» What you should do
Transcribe all of the material exactly, except for its pictures.

» Listed records
--- --- ---
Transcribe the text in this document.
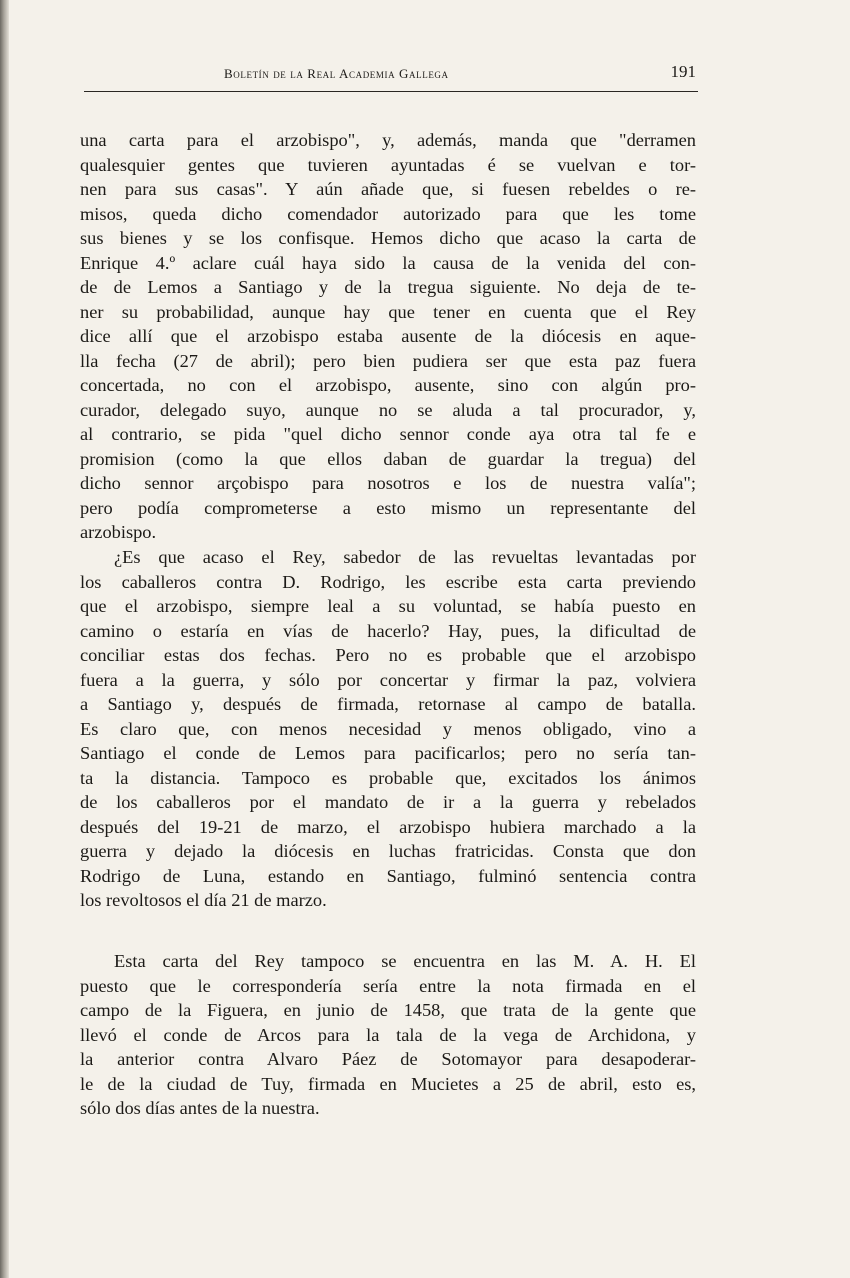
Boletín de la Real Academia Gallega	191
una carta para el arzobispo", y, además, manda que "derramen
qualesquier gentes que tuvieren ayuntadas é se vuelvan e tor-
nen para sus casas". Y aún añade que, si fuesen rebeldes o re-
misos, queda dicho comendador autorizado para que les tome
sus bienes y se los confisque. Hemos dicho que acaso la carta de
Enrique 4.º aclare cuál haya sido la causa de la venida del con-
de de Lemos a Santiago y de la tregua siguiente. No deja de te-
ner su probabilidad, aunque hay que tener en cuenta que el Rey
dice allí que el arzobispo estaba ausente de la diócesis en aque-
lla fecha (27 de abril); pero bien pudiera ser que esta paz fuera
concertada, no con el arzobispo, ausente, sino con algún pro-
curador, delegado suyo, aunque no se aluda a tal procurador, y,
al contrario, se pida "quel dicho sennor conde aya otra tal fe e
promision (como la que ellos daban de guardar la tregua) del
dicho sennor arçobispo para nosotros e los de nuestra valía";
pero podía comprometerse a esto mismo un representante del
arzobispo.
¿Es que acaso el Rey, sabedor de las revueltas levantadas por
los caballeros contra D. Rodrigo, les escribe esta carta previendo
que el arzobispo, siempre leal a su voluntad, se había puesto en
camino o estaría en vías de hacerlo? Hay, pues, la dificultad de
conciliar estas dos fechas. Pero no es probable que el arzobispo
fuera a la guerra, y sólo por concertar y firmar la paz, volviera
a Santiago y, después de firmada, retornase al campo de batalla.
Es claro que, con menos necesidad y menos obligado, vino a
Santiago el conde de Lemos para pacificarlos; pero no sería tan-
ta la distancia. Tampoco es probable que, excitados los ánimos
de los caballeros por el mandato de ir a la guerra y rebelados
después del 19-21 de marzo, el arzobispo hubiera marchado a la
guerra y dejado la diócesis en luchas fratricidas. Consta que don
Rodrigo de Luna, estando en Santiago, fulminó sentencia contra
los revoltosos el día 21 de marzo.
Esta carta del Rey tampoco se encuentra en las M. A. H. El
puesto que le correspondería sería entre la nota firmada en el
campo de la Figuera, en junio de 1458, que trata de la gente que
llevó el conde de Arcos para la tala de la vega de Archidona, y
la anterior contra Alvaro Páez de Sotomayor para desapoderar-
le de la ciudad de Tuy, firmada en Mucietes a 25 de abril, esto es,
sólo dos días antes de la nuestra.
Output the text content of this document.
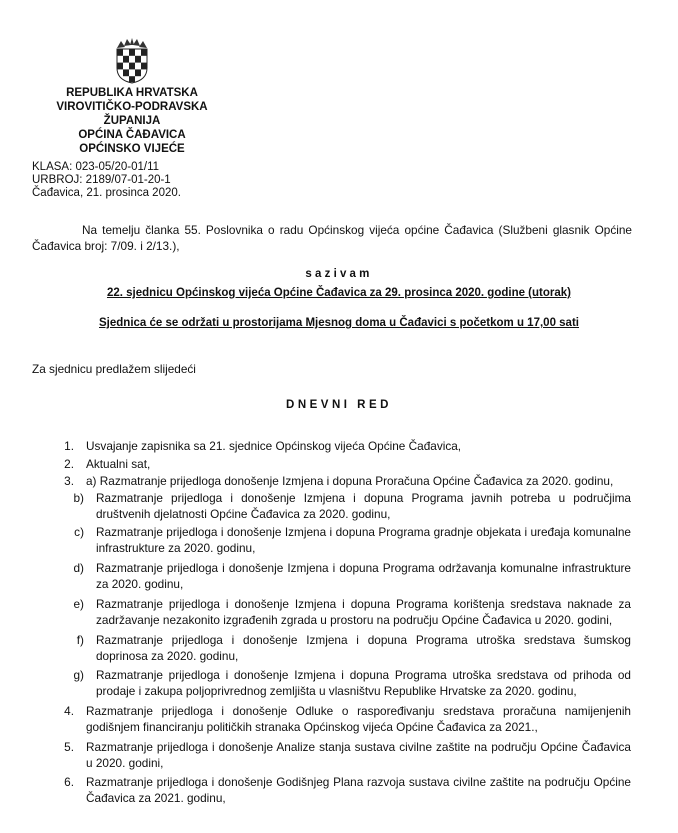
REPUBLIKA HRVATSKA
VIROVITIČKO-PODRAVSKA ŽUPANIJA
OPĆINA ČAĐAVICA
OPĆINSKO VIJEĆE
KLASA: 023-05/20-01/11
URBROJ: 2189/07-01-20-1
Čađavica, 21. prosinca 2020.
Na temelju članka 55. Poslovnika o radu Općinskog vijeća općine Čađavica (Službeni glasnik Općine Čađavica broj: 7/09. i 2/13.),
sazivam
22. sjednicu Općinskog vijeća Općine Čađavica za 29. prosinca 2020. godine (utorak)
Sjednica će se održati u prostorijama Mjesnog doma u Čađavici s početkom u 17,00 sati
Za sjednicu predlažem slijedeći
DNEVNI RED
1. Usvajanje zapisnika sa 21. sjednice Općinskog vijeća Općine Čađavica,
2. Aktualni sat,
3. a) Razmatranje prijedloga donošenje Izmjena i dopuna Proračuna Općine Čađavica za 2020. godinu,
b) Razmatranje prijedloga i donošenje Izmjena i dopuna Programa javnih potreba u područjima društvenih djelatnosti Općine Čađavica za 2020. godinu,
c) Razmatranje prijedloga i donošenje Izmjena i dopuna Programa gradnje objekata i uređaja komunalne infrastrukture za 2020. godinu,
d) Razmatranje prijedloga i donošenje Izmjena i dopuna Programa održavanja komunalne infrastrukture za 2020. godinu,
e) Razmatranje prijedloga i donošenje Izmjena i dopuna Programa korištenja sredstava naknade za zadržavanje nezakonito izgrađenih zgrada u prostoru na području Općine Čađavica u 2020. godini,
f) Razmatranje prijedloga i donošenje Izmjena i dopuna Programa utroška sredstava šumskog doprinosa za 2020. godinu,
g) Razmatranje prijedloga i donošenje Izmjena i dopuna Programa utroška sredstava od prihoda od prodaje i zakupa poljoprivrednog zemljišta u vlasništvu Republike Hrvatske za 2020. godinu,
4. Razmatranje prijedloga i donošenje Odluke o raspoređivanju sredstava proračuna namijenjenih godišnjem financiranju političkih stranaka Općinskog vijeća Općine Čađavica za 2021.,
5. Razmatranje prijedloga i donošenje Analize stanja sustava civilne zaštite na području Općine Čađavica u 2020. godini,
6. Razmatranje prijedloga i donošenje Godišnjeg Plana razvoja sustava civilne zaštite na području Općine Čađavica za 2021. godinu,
--- --- ---
» Result of the task
Transcribe the text in this document.
Boletín de la Real Academia Gallega	191
una carta para el arzobispo", y, además, manda que "derramen
qualesquier gentes que tuvieren ayuntadas é se vuelvan e tor-
nen para sus casas". Y aún añade que, si fuesen rebeldes o re-
misos, queda dicho comendador autorizado para que les tome
sus bienes y se los confisque. Hemos dicho que acaso la carta de
Enrique 4.º aclare cuál haya sido la causa de la venida del con-
de de Lemos a Santiago y de la tregua siguiente. No deja de te-
ner su probabilidad, aunque hay que tener en cuenta que el Rey
dice allí que el arzobispo estaba ausente de la diócesis en aque-
lla fecha (27 de abril); pero bien pudiera ser que esta paz fuera
concertada, no con el arzobispo, ausente, sino con algún pro-
curador, delegado suyo, aunque no se aluda a tal procurador, y,
al contrario, se pida "quel dicho sennor conde aya otra tal fe e
promision (como la que ellos daban de guardar la tregua) del
dicho sennor arçobispo para nosotros e los de nuestra valía";
pero podía comprometerse a esto mismo un representante del
arzobispo.
¿Es que acaso el Rey, sabedor de las revueltas levantadas por
los caballeros contra D. Rodrigo, les escribe esta carta previendo
que el arzobispo, siempre leal a su voluntad, se había puesto en
camino o estaría en vías de hacerlo? Hay, pues, la dificultad de
conciliar estas dos fechas. Pero no es probable que el arzobispo
fuera a la guerra, y sólo por concertar y firmar la paz, volviera
a Santiago y, después de firmada, retornase al campo de batalla.
Es claro que, con menos necesidad y menos obligado, vino a
Santiago el conde de Lemos para pacificarlos; pero no sería tan-
ta la distancia. Tampoco es probable que, excitados los ánimos
de los caballeros por el mandato de ir a la guerra y rebelados
después del 19-21 de marzo, el arzobispo hubiera marchado a la
guerra y dejado la diócesis en luchas fratricidas. Consta que don
Rodrigo de Luna, estando en Santiago, fulminó sentencia contra
los revoltosos el día 21 de marzo.
Esta carta del Rey tampoco se encuentra en las M. A. H. El
puesto que le correspondería sería entre la nota firmada en el
campo de la Figuera, en junio de 1458, que trata de la gente que
llevó el conde de Arcos para la tala de la vega de Archidona, y
la anterior contra Alvaro Páez de Sotomayor para desapoderar-
le de la ciudad de Tuy, firmada en Mucietes a 25 de abril, esto es,
sólo dos días antes de la nuestra.
Output the text content of this document.
REPUBLIKA HRVATSKA
VIROVITIČKO-PODRAVSKA ŽUPANIJA
OPĆINA ČAĐAVICA
OPĆINSKO VIJEĆE
KLASA: 023-05/20-01/11
URBROJ: 2189/07-01-20-1
Čađavica, 21. prosinca 2020.
Na temelju članka 55. Poslovnika o radu Općinskog vijeća općine Čađavica (Službeni glasnik Općine Čađavica broj: 7/09. i 2/13.),
sazivam
22. sjednicu Općinskog vijeća Općine Čađavica za 29. prosinca 2020. godine (utorak)
Sjednica će se održati u prostorijama Mjesnog doma u Čađavici s početkom u 17,00 sati
Za sjednicu predlažem slijedeći
DNEVNI RED
1. Usvajanje zapisnika sa 21. sjednice Općinskog vijeća Općine Čađavica,
2. Aktualni sat,
3. a) Razmatranje prijedloga donošenje Izmjena i dopuna Proračuna Općine Čađavica za 2020. godinu,
b) Razmatranje prijedloga i donošenje Izmjena i dopuna Programa javnih potreba u područjima društvenih djelatnosti Općine Čađavica za 2020. godinu,
c) Razmatranje prijedloga i donošenje Izmjena i dopuna Programa gradnje objekata i uređaja komunalne infrastrukture za 2020. godinu,
d) Razmatranje prijedloga i donošenje Izmjena i dopuna Programa održavanja komunalne infrastrukture za 2020. godinu,
e) Razmatranje prijedloga i donošenje Izmjena i dopuna Programa korištenja sredstava naknade za zadržavanje nezakonito izgrađenih zgrada u prostoru na području Općine Čađavica u 2020. godini,
f) Razmatranje prijedloga i donošenje Izmjena i dopuna Programa utroška sredstava šumskog doprinosa za 2020. godinu,
g) Razmatranje prijedloga i donošenje Izmjena i dopuna Programa utroška sredstava od prihoda od prodaje i zakupa poljoprivrednog zemljišta u vlasništvu Republike Hrvatske za 2020. godinu,
4. Razmatranje prijedloga i donošenje Odluke o raspoređivanju sredstava proračuna namijenjenih godišnjem financiranju političkih stranaka Općinskog vijeća Općine Čađavica za 2021.,
5. Razmatranje prijedloga i donošenje Analize stanja sustava civilne zaštite na području Općine Čađavica u 2020. godini,
6. Razmatranje prijedloga i donošenje Godišnjeg Plana razvoja sustava civilne zaštite na području Općine Čađavica za 2021. godinu,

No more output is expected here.